--- Exercise requirements ---
Write the count of lines that contain the word "title" and nothing else.

•••

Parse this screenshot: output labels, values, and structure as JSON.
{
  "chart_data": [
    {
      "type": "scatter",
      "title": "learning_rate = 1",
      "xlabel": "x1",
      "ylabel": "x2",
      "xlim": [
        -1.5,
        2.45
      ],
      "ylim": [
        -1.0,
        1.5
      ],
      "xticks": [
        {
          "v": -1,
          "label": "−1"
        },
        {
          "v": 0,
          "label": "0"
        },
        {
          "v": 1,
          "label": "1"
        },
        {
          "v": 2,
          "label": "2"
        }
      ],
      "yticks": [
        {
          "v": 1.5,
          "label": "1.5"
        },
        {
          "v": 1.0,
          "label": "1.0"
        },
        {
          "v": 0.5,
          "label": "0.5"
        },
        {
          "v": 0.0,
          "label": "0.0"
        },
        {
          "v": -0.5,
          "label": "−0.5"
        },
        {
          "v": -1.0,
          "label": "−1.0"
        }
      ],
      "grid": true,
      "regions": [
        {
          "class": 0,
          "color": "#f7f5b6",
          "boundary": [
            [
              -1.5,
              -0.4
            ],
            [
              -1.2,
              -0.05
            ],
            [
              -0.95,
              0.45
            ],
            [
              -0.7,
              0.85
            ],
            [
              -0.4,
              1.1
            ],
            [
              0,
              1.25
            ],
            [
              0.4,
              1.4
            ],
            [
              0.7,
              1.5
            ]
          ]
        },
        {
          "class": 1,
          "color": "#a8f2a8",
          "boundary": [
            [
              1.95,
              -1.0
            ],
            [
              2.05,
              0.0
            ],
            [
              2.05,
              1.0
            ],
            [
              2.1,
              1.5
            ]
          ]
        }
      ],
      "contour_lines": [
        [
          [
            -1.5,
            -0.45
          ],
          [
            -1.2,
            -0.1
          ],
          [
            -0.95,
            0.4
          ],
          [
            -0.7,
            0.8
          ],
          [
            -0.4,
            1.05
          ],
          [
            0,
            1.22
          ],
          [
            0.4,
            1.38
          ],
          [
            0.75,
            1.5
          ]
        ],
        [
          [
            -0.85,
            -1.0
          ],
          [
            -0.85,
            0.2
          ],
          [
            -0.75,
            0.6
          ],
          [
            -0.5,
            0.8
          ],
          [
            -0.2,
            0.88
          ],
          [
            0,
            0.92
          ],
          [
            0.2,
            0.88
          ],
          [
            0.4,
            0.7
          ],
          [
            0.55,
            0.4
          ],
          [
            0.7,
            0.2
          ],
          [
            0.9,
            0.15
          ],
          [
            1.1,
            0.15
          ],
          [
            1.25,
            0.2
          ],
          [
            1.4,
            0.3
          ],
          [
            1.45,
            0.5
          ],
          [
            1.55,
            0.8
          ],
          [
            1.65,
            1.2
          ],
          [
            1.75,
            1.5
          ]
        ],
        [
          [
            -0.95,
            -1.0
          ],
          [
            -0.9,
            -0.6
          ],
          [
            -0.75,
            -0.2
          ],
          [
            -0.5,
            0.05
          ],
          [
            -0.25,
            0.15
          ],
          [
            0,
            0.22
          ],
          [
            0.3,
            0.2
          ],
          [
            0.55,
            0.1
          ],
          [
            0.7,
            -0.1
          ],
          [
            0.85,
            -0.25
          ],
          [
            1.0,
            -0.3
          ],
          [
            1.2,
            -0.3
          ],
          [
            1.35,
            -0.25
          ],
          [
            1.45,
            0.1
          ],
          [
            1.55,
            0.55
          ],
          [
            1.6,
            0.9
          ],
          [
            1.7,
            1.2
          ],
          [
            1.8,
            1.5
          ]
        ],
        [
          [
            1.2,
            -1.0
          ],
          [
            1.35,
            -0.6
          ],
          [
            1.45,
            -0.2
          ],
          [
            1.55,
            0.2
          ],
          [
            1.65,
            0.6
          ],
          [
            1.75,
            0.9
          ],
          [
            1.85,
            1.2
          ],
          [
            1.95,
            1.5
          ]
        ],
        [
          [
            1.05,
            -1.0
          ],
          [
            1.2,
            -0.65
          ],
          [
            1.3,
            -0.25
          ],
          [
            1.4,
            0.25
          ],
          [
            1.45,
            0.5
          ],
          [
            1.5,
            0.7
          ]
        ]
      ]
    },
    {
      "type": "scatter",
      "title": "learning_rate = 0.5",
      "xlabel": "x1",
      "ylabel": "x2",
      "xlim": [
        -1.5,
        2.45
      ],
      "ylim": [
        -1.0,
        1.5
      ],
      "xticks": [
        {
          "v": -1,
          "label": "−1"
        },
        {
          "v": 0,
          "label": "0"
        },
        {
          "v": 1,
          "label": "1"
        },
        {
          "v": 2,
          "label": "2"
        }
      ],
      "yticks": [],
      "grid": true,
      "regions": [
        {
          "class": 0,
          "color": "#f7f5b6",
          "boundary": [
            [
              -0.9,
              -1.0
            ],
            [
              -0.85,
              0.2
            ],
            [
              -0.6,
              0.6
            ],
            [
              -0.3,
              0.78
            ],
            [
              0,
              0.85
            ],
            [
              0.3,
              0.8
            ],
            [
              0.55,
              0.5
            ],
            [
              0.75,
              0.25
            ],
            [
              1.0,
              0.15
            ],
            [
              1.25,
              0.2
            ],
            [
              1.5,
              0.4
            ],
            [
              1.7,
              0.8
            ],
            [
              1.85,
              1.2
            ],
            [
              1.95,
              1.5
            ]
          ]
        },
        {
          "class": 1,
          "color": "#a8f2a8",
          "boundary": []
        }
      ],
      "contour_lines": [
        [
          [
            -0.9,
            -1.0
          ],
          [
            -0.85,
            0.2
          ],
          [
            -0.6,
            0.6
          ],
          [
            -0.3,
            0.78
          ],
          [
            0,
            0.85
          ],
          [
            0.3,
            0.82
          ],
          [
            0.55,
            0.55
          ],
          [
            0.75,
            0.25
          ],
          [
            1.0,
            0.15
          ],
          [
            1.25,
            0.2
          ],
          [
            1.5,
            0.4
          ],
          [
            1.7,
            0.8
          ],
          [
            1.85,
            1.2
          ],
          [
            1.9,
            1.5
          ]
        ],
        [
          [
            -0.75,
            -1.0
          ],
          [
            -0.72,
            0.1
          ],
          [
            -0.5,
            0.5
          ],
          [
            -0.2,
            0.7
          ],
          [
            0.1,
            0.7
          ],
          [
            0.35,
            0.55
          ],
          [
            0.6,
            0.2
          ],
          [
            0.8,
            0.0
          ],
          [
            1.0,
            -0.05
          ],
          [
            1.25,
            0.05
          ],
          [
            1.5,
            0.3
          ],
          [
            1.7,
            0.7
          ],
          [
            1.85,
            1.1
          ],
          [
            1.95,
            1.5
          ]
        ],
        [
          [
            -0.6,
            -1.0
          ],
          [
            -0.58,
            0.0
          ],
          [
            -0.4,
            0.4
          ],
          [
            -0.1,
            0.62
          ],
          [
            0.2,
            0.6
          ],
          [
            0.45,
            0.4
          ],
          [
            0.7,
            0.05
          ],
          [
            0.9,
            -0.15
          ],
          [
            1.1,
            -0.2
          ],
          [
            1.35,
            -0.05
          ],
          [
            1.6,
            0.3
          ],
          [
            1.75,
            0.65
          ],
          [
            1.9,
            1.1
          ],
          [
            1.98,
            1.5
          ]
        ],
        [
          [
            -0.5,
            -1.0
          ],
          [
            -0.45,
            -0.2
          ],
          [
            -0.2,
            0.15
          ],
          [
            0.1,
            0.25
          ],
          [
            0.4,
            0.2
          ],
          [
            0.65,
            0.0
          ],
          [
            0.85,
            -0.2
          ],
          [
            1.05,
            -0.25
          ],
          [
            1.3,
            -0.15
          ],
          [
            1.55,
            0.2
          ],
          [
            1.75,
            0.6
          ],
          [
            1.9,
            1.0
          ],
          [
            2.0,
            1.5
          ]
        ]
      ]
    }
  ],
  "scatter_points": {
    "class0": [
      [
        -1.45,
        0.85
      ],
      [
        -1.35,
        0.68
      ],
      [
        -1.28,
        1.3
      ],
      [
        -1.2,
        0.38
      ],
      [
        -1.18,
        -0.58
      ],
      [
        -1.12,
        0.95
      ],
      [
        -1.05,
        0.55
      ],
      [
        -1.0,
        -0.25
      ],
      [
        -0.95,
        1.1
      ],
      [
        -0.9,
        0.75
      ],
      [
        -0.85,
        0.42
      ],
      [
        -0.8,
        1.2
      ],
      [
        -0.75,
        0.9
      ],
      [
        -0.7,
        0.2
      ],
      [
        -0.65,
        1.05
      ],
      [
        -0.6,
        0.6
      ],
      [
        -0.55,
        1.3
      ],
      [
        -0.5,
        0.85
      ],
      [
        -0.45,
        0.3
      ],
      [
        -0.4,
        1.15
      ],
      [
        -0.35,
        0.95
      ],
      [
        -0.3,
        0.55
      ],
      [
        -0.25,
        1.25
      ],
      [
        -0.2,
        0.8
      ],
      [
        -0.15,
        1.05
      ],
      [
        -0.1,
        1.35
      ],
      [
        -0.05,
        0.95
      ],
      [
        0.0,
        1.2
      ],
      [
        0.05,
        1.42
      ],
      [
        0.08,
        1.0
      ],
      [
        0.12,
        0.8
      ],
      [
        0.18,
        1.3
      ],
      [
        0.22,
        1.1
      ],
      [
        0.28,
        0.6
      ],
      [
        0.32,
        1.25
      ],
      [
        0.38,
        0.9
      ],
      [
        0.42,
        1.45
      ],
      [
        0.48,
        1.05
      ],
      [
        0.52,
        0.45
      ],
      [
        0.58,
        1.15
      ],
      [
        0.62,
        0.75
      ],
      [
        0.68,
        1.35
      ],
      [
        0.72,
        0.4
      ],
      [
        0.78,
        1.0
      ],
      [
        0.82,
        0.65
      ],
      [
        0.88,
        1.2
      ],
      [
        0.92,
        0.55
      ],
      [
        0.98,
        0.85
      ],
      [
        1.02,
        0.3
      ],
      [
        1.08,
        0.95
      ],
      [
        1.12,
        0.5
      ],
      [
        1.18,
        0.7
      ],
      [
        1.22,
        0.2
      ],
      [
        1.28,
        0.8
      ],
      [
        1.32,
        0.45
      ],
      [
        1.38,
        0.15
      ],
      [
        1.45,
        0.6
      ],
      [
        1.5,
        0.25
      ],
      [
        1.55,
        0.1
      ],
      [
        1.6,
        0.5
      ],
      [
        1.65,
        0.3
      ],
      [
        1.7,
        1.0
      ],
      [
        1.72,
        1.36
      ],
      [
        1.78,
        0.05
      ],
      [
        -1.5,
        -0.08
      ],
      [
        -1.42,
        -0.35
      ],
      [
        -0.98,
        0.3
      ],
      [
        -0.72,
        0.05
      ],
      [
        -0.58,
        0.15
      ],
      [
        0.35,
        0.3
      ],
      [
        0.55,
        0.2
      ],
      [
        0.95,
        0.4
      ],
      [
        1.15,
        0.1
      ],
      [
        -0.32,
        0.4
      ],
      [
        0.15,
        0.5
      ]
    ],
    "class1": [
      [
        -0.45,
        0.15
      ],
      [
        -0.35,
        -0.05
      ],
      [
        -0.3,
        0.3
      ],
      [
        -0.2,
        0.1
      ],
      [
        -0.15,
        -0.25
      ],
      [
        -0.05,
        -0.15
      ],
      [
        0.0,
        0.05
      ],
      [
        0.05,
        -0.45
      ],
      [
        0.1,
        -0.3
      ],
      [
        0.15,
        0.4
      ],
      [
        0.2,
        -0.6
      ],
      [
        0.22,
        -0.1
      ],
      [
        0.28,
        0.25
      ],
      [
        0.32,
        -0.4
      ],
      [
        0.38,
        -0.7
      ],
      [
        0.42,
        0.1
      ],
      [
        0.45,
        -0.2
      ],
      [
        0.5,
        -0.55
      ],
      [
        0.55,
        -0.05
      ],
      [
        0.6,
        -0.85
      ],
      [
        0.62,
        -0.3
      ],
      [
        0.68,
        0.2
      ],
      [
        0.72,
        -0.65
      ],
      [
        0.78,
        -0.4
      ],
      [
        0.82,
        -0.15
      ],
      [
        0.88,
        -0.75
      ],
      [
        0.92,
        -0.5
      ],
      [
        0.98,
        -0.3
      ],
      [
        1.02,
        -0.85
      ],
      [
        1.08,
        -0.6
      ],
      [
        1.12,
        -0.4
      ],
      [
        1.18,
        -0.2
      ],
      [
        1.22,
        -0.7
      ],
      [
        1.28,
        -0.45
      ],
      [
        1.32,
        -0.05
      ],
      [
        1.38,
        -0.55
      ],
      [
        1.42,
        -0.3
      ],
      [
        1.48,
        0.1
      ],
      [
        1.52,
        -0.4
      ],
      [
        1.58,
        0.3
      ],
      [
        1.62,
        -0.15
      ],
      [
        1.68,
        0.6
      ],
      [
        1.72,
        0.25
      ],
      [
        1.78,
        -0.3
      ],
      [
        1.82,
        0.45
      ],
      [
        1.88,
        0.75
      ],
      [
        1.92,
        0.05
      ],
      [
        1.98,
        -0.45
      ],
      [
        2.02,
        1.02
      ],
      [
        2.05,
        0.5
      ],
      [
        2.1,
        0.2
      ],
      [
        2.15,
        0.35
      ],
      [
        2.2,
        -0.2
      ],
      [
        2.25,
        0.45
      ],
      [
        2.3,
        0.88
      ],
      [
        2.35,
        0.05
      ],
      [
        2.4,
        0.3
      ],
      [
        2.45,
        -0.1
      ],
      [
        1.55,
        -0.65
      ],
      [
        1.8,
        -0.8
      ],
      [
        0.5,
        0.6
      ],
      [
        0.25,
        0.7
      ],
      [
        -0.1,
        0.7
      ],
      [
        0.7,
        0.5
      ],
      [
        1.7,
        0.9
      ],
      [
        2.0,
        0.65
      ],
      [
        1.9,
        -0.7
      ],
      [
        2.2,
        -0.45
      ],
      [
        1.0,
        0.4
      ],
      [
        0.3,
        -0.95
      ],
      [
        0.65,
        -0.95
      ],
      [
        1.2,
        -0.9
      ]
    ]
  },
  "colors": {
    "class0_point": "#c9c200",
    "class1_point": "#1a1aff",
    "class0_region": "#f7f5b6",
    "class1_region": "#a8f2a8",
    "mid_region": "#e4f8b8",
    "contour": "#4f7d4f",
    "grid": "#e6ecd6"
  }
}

•••

--- Output for this task ---
2